**Supplied data:**
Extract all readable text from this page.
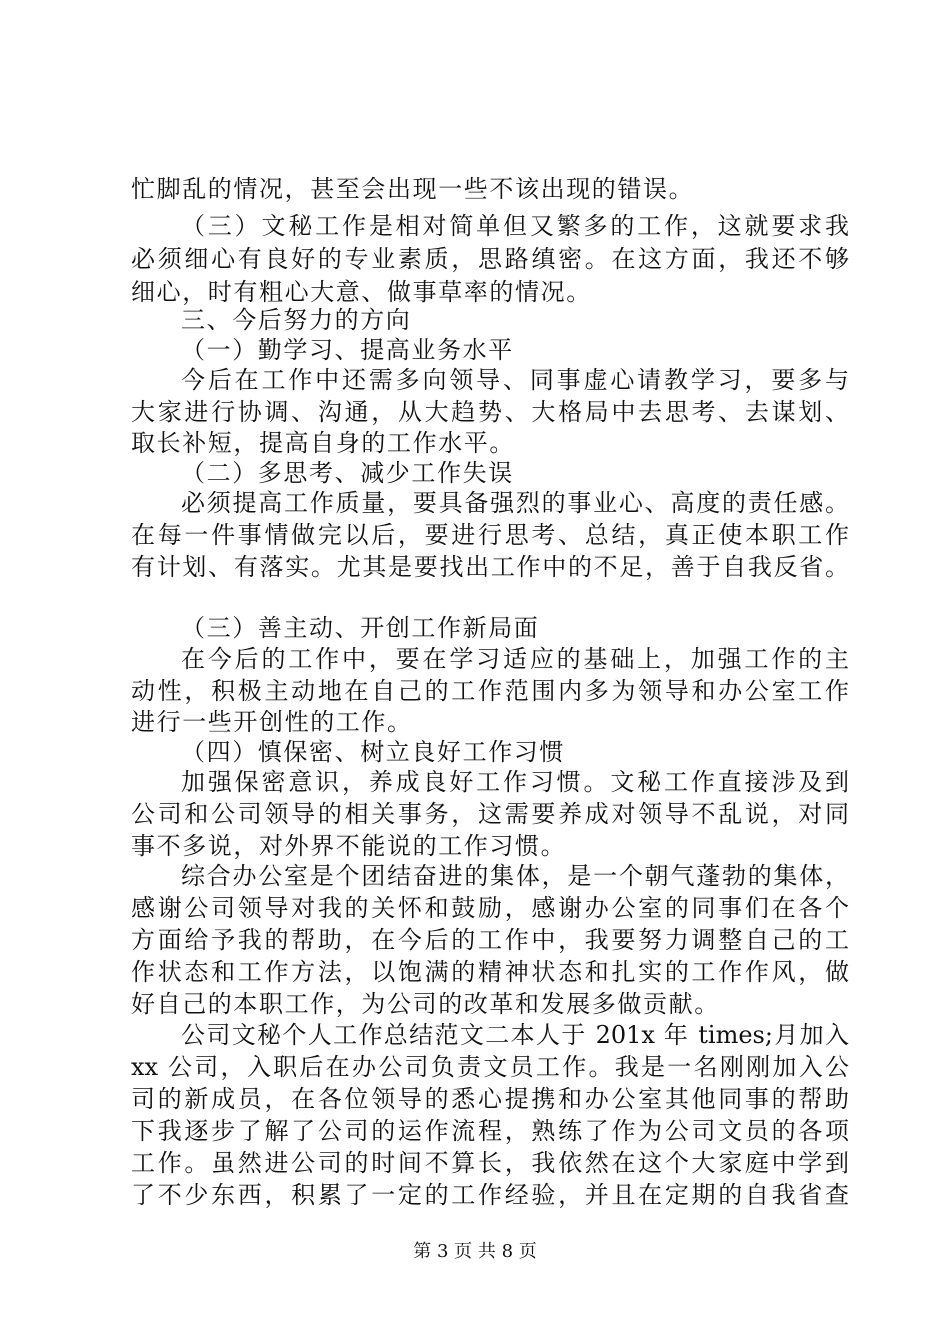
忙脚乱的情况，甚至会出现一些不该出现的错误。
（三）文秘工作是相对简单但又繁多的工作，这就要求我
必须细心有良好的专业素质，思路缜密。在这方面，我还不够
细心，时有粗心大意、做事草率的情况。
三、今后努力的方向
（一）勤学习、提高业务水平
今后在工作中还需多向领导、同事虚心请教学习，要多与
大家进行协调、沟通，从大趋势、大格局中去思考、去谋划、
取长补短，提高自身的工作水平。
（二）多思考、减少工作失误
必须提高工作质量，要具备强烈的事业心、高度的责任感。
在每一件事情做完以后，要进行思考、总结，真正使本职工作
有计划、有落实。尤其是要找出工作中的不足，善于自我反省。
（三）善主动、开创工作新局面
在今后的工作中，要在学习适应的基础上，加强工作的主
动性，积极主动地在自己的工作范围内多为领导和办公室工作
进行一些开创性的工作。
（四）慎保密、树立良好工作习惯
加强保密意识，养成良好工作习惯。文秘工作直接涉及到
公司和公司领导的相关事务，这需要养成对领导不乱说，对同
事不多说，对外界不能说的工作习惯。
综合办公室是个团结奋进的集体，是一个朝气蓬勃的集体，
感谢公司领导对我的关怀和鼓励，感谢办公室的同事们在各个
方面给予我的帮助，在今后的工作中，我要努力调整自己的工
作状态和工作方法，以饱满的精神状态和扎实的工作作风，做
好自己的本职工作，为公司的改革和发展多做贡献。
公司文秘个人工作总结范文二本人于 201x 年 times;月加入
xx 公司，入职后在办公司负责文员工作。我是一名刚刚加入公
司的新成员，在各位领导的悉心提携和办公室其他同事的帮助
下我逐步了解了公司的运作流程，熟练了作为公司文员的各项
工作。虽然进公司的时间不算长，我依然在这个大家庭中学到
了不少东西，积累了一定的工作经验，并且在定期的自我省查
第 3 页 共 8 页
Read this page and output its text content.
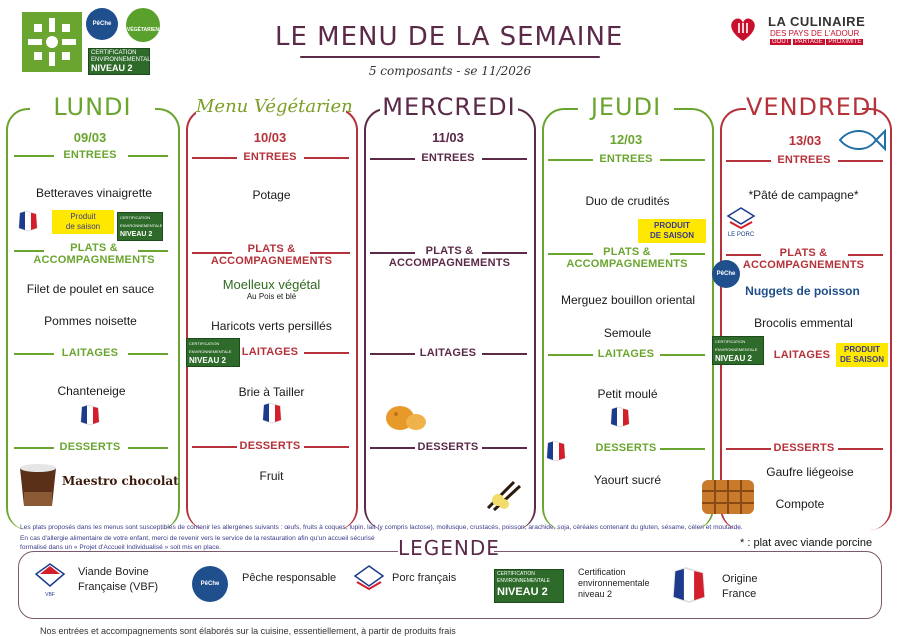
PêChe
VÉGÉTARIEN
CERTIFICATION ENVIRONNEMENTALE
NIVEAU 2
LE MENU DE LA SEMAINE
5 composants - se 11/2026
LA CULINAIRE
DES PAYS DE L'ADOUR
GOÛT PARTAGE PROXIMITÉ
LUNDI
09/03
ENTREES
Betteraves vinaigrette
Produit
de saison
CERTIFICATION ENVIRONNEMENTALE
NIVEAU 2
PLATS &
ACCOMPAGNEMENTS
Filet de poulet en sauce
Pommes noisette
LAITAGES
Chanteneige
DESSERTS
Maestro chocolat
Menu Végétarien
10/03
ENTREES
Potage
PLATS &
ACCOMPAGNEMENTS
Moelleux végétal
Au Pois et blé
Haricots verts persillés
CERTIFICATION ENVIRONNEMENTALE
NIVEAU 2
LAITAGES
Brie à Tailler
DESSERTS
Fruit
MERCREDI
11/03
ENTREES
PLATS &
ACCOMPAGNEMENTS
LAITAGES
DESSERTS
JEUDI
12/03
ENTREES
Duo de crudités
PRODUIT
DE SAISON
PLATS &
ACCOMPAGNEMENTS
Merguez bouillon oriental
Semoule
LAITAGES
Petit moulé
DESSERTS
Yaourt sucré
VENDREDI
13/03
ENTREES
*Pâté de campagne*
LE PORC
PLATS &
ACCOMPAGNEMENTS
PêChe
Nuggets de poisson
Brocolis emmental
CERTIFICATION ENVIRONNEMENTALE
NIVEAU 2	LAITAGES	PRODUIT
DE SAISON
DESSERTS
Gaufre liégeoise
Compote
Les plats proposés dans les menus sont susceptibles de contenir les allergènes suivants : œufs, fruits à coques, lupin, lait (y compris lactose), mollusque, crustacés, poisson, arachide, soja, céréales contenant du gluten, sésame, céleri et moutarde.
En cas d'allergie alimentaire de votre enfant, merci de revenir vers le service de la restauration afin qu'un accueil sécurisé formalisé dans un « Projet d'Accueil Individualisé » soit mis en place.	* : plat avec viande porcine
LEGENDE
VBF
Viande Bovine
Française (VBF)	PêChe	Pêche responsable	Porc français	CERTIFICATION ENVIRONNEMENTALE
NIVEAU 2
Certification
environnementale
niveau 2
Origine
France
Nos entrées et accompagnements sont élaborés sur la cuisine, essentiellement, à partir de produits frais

**Work to be completed:** Restate the data above word for word. Do not include the images.

**Expected answer:**
Extract all readable text from this page.
忙脚乱的情况，甚至会出现一些不该出现的错误。
（三）文秘工作是相对简单但又繁多的工作，这就要求我
必须细心有良好的专业素质，思路缜密。在这方面，我还不够
细心，时有粗心大意、做事草率的情况。
三、今后努力的方向
（一）勤学习、提高业务水平
今后在工作中还需多向领导、同事虚心请教学习，要多与
大家进行协调、沟通，从大趋势、大格局中去思考、去谋划、
取长补短，提高自身的工作水平。
（二）多思考、减少工作失误
必须提高工作质量，要具备强烈的事业心、高度的责任感。
在每一件事情做完以后，要进行思考、总结，真正使本职工作
有计划、有落实。尤其是要找出工作中的不足，善于自我反省。
（三）善主动、开创工作新局面
在今后的工作中，要在学习适应的基础上，加强工作的主
动性，积极主动地在自己的工作范围内多为领导和办公室工作
进行一些开创性的工作。
（四）慎保密、树立良好工作习惯
加强保密意识，养成良好工作习惯。文秘工作直接涉及到
公司和公司领导的相关事务，这需要养成对领导不乱说，对同
事不多说，对外界不能说的工作习惯。
综合办公室是个团结奋进的集体，是一个朝气蓬勃的集体，
感谢公司领导对我的关怀和鼓励，感谢办公室的同事们在各个
方面给予我的帮助，在今后的工作中，我要努力调整自己的工
作状态和工作方法，以饱满的精神状态和扎实的工作作风，做
好自己的本职工作，为公司的改革和发展多做贡献。
公司文秘个人工作总结范文二本人于 201x 年 times;月加入
xx 公司，入职后在办公司负责文员工作。我是一名刚刚加入公
司的新成员，在各位领导的悉心提携和办公室其他同事的帮助
下我逐步了解了公司的运作流程，熟练了作为公司文员的各项
工作。虽然进公司的时间不算长，我依然在这个大家庭中学到
了不少东西，积累了一定的工作经验，并且在定期的自我省查
第 3 页 共 8 页
Read this page and output its text content.
PêChe
VÉGÉTARIEN
CERTIFICATION ENVIRONNEMENTALE
NIVEAU 2
LE MENU DE LA SEMAINE
5 composants - se 11/2026
LA CULINAIRE
DES PAYS DE L'ADOUR
GOÛT PARTAGE PROXIMITÉ
LUNDI
09/03
ENTREES
Betteraves vinaigrette
Produit
de saison
CERTIFICATION ENVIRONNEMENTALE
NIVEAU 2
PLATS &
ACCOMPAGNEMENTS
Filet de poulet en sauce
Pommes noisette
LAITAGES
Chanteneige
DESSERTS
Maestro chocolat
Menu Végétarien
10/03
ENTREES
Potage
PLATS &
ACCOMPAGNEMENTS
Moelleux végétal
Au Pois et blé
Haricots verts persillés
CERTIFICATION ENVIRONNEMENTALE
NIVEAU 2
LAITAGES
Brie à Tailler
DESSERTS
Fruit
MERCREDI
11/03
ENTREES
PLATS &
ACCOMPAGNEMENTS
LAITAGES
DESSERTS
JEUDI
12/03
ENTREES
Duo de crudités
PRODUIT
DE SAISON
PLATS &
ACCOMPAGNEMENTS
Merguez bouillon oriental
Semoule
LAITAGES
Petit moulé
DESSERTS
Yaourt sucré
VENDREDI
13/03
ENTREES
*Pâté de campagne*
LE PORC
PLATS &
ACCOMPAGNEMENTS
PêChe
Nuggets de poisson
Brocolis emmental
CERTIFICATION ENVIRONNEMENTALE
NIVEAU 2	LAITAGES	PRODUIT
DE SAISON
DESSERTS
Gaufre liégeoise
Compote
Les plats proposés dans les menus sont susceptibles de contenir les allergènes suivants : œufs, fruits à coques, lupin, lait (y compris lactose), mollusque, crustacés, poisson, arachide, soja, céréales contenant du gluten, sésame, céleri et moutarde.
En cas d'allergie alimentaire de votre enfant, merci de revenir vers le service de la restauration afin qu'un accueil sécurisé formalisé dans un « Projet d'Accueil Individualisé » soit mis en place.	* : plat avec viande porcine
LEGENDE
VBF
Viande Bovine
Française (VBF)	PêChe	Pêche responsable	Porc français	CERTIFICATION ENVIRONNEMENTALE
NIVEAU 2
Certification
environnementale
niveau 2
Origine
France
Nos entrées et accompagnements sont élaborés sur la cuisine, essentiellement, à partir de produits frais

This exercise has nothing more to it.